[What is required] Transcribe the full listing exactly, and drop every picture.

Figure dataset records
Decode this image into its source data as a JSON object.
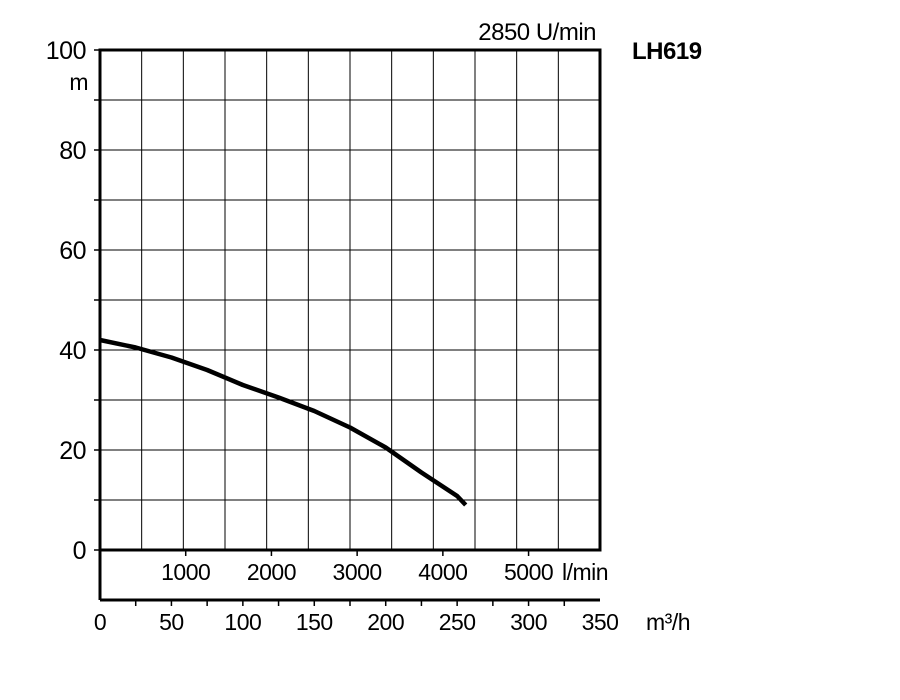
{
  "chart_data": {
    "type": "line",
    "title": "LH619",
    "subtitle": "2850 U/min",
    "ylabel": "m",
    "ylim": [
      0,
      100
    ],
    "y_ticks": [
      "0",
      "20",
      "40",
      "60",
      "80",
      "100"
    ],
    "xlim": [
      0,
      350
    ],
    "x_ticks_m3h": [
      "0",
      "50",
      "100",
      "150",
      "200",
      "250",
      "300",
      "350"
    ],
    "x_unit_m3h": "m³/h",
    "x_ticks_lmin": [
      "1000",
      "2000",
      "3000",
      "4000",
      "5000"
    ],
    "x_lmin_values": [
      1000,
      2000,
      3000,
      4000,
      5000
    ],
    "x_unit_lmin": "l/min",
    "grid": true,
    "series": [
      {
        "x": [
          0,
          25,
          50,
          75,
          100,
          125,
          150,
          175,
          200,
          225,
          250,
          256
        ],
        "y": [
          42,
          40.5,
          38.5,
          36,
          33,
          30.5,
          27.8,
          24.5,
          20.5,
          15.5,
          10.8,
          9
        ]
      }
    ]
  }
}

[Output below]
Decode this image into its source data as a JSON object.
{
  "chart_data": {
    "type": "line",
    "title": "LH619",
    "subtitle": "2850 U/min",
    "ylabel": "m",
    "ylim": [
      0,
      100
    ],
    "y_ticks": [
      "0",
      "20",
      "40",
      "60",
      "80",
      "100"
    ],
    "xlim": [
      0,
      350
    ],
    "x_ticks_m3h": [
      "0",
      "50",
      "100",
      "150",
      "200",
      "250",
      "300",
      "350"
    ],
    "x_unit_m3h": "m³/h",
    "x_ticks_lmin": [
      "1000",
      "2000",
      "3000",
      "4000",
      "5000"
    ],
    "x_lmin_values": [
      1000,
      2000,
      3000,
      4000,
      5000
    ],
    "x_unit_lmin": "l/min",
    "grid": true,
    "series": [
      {
        "x": [
          0,
          25,
          50,
          75,
          100,
          125,
          150,
          175,
          200,
          225,
          250,
          256
        ],
        "y": [
          42,
          40.5,
          38.5,
          36,
          33,
          30.5,
          27.8,
          24.5,
          20.5,
          15.5,
          10.8,
          9
        ]
      }
    ]
  }
}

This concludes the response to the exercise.